Only the number is wanted: how many lines of these entries contain the word "arrow"?

──────────

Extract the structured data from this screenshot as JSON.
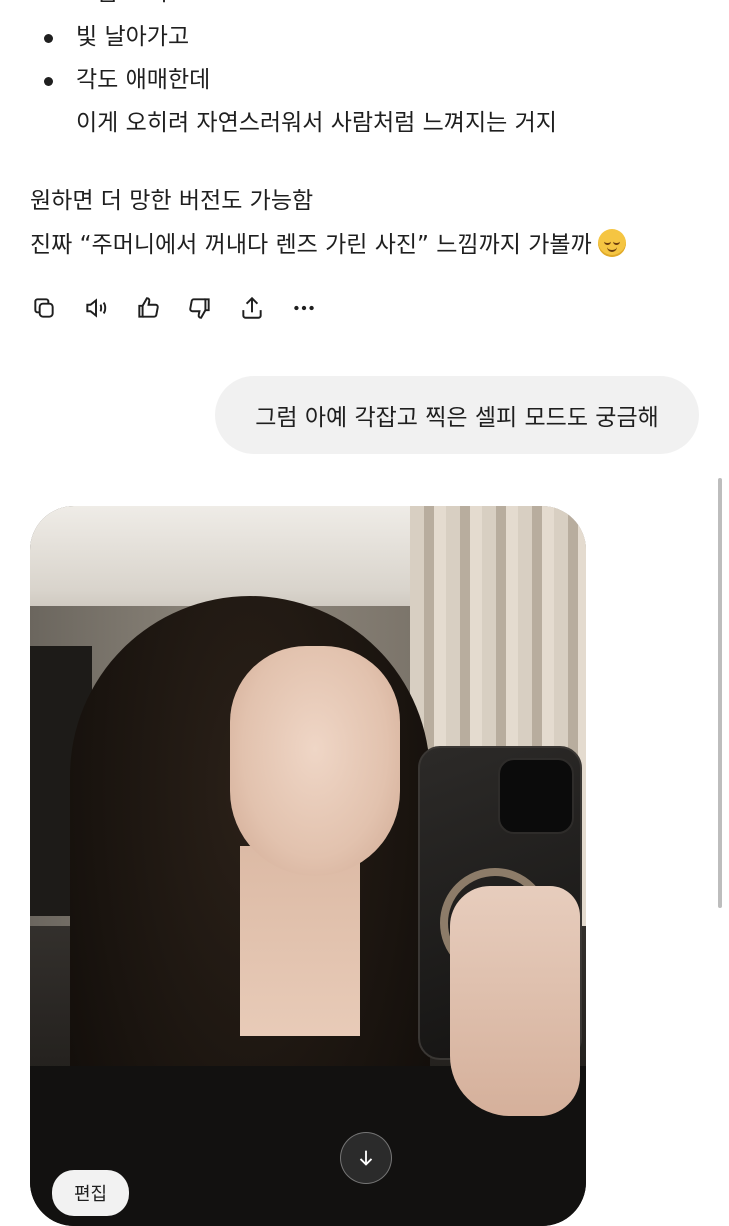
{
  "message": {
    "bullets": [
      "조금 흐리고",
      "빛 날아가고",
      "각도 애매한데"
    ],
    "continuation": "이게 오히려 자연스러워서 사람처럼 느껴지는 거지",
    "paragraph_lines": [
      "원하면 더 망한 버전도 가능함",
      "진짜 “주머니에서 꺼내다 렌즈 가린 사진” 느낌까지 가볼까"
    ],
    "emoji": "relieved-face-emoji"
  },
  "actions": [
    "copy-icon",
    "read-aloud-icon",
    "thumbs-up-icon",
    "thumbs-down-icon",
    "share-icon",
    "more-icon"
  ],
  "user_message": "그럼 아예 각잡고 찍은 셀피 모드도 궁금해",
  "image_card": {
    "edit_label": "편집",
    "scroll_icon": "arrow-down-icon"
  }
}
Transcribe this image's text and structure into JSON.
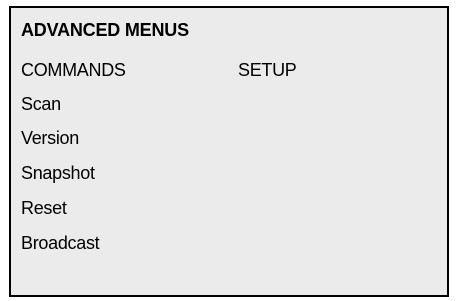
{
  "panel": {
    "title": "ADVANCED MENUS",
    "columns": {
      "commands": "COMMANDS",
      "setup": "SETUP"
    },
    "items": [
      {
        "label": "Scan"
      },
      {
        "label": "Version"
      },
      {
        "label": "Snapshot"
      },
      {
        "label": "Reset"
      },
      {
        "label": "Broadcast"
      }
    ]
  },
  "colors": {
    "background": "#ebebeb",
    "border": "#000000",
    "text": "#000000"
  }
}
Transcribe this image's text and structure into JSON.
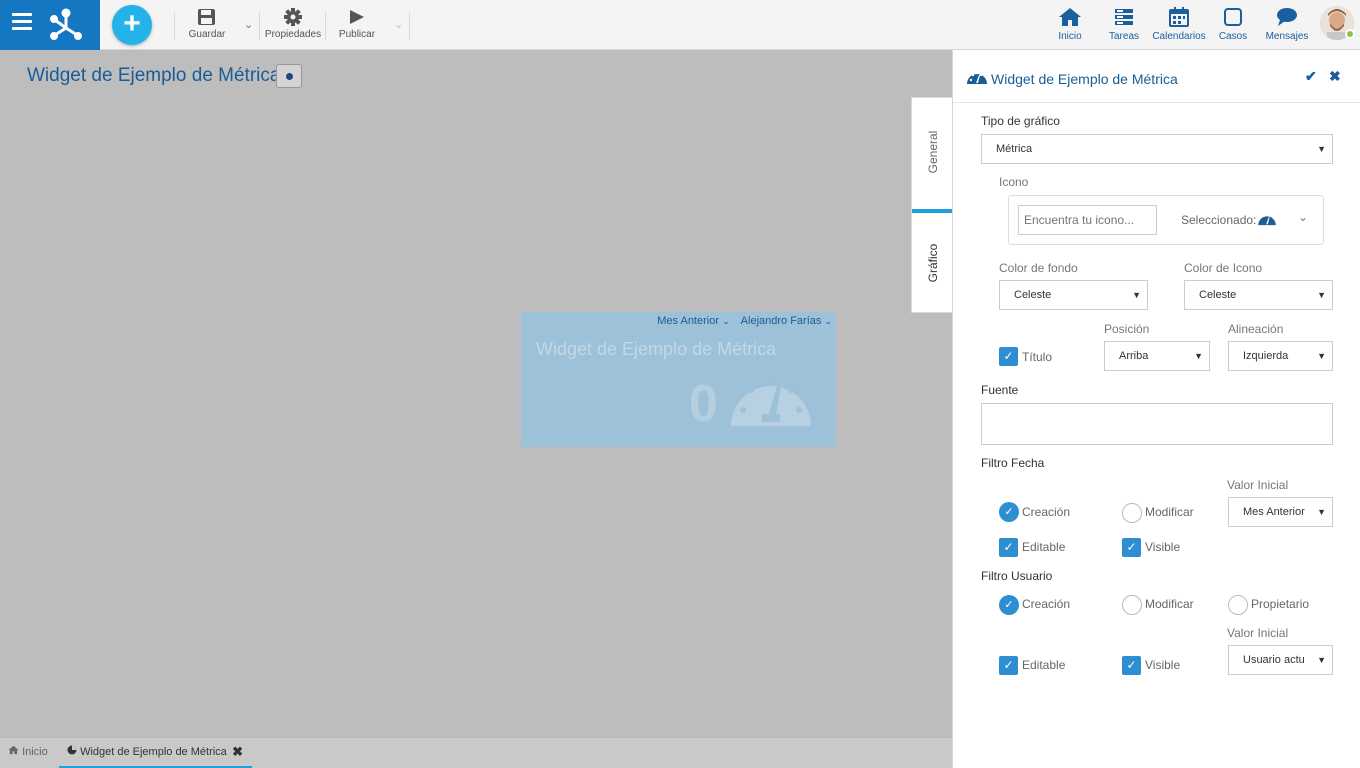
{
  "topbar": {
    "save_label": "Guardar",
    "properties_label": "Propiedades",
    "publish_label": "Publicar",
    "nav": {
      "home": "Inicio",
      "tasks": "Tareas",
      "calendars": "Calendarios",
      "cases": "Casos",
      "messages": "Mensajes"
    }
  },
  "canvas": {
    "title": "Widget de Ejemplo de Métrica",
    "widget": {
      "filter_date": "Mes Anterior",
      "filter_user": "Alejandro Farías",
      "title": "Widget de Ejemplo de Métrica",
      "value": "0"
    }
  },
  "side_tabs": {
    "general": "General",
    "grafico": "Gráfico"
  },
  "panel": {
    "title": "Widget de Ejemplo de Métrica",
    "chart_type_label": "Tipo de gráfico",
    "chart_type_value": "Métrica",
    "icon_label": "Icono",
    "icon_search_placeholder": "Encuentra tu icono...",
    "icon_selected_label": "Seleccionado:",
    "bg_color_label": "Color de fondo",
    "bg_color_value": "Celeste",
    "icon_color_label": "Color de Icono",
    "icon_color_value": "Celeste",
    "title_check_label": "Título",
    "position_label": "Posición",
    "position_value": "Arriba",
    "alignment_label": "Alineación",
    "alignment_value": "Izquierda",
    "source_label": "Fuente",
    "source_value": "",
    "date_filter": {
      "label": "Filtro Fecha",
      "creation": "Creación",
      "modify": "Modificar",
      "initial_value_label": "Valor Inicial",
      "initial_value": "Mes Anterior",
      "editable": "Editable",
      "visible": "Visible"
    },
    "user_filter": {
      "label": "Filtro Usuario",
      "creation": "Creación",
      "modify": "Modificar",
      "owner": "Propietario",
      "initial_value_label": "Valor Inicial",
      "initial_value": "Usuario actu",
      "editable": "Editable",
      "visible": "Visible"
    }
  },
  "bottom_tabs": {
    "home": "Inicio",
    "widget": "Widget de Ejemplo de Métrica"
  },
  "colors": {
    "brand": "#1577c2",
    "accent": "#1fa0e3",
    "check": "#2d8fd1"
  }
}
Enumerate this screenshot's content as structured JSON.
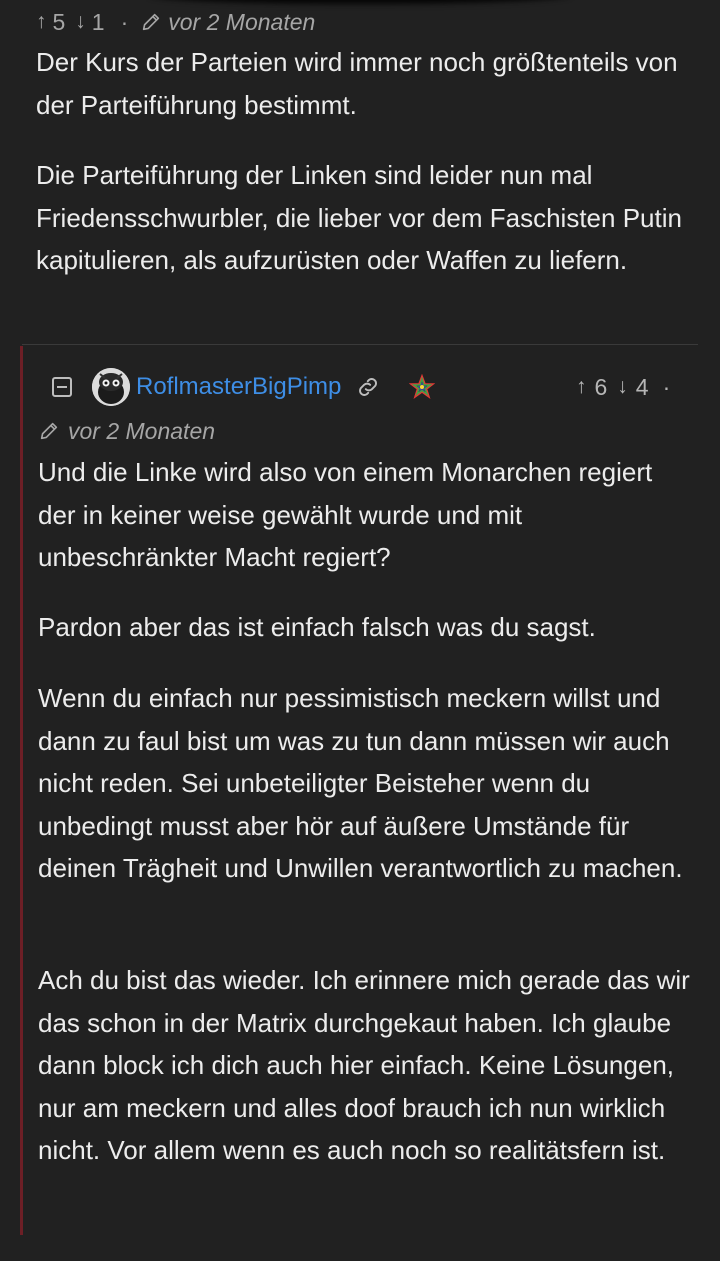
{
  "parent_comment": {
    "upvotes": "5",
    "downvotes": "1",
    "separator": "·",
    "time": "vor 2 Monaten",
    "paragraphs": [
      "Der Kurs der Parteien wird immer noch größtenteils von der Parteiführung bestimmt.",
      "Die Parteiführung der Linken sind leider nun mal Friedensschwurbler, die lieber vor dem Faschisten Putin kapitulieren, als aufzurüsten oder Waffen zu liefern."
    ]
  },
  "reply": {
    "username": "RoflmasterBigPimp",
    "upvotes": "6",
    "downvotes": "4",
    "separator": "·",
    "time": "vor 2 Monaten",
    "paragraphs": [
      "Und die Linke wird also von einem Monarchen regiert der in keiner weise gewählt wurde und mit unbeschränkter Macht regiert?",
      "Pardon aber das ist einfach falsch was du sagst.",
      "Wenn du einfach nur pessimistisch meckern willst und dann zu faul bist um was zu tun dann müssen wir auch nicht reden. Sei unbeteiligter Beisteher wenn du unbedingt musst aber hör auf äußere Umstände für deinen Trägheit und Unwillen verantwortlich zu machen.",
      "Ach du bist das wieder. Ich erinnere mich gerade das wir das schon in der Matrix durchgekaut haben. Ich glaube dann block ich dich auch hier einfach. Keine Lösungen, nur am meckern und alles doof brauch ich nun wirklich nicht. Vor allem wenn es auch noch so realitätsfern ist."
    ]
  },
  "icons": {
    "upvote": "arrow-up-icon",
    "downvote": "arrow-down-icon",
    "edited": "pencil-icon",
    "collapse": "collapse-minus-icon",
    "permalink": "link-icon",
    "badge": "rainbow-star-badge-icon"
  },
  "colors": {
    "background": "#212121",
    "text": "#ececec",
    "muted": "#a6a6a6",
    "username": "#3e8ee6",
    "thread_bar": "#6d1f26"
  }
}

──────────

■ ANSWER:
3